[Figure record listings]
* Start *

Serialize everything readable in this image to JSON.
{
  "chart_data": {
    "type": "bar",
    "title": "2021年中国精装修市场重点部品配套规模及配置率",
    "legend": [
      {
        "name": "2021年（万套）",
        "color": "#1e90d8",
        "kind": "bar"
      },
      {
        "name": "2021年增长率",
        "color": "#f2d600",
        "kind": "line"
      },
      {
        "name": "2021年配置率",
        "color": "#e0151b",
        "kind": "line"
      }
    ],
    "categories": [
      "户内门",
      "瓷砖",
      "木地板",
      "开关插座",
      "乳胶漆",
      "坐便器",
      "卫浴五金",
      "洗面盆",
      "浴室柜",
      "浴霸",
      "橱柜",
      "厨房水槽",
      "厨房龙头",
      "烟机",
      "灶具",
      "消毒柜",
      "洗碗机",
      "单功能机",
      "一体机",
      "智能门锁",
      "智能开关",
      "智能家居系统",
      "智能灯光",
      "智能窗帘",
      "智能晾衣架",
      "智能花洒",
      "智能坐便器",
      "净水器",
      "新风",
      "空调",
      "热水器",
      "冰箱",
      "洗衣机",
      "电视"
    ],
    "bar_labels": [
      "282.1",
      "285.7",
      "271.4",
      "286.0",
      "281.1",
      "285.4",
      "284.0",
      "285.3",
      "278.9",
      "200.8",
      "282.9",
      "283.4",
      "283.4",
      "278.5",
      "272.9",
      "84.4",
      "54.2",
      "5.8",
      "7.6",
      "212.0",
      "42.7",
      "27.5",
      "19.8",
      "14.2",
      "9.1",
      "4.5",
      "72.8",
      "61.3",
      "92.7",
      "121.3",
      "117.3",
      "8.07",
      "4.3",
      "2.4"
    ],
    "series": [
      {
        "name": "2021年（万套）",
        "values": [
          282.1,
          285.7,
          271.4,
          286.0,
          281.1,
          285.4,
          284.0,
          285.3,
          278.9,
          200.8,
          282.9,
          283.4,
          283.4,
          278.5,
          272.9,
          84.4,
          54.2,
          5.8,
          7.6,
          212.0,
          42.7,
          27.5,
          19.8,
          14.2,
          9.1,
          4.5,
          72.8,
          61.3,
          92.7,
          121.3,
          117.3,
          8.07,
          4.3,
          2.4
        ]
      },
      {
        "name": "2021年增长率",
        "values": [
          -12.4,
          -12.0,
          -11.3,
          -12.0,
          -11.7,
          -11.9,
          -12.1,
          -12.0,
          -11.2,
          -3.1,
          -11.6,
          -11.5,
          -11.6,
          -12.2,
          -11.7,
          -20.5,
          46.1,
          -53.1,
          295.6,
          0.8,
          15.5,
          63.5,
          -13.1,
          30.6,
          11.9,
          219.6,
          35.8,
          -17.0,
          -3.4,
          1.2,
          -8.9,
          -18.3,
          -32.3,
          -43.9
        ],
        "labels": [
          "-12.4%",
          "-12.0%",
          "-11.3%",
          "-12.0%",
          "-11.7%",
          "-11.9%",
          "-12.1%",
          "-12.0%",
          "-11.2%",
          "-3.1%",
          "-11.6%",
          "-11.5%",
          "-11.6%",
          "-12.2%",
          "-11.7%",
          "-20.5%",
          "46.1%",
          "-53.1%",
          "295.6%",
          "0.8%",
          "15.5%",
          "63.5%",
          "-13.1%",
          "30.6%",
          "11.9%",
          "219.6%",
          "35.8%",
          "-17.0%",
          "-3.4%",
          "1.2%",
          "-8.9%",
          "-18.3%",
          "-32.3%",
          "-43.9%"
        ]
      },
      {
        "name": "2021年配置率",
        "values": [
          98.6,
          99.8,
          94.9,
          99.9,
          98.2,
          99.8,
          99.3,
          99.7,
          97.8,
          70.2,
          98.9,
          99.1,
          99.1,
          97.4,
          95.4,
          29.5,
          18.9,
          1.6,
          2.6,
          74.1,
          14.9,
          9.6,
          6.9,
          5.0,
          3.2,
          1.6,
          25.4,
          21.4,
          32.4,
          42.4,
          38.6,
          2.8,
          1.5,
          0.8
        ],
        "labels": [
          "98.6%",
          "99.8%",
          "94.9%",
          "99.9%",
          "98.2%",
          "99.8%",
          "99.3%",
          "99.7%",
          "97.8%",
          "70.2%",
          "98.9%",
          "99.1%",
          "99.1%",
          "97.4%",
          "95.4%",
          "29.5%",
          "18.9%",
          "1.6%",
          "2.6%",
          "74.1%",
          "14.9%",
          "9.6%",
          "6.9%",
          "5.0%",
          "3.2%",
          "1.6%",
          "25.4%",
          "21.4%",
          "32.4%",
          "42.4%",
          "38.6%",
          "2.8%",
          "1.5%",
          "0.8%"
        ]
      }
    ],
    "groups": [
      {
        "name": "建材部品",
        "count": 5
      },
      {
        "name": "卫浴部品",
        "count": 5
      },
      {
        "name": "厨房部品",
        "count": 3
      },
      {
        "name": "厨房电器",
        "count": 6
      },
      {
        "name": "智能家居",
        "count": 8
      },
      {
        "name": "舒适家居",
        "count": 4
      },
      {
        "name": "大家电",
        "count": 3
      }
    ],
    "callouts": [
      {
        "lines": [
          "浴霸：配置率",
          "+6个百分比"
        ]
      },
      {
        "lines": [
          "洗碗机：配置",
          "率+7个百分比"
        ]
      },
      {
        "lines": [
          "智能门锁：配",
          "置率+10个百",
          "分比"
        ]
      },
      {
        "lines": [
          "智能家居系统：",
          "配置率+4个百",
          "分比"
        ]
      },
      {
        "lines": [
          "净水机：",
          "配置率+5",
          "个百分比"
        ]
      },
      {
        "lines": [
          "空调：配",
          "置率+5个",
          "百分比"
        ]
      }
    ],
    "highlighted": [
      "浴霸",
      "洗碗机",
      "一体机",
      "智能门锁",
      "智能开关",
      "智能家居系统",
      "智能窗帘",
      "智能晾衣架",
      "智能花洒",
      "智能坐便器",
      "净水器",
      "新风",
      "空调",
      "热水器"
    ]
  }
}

* End *

# TASK INSTRUCTIONS
Identify the lines in the records above that contain the word "count", then state how many there are and nothing more.

# ANSWER FOR THIS EXERCISE
7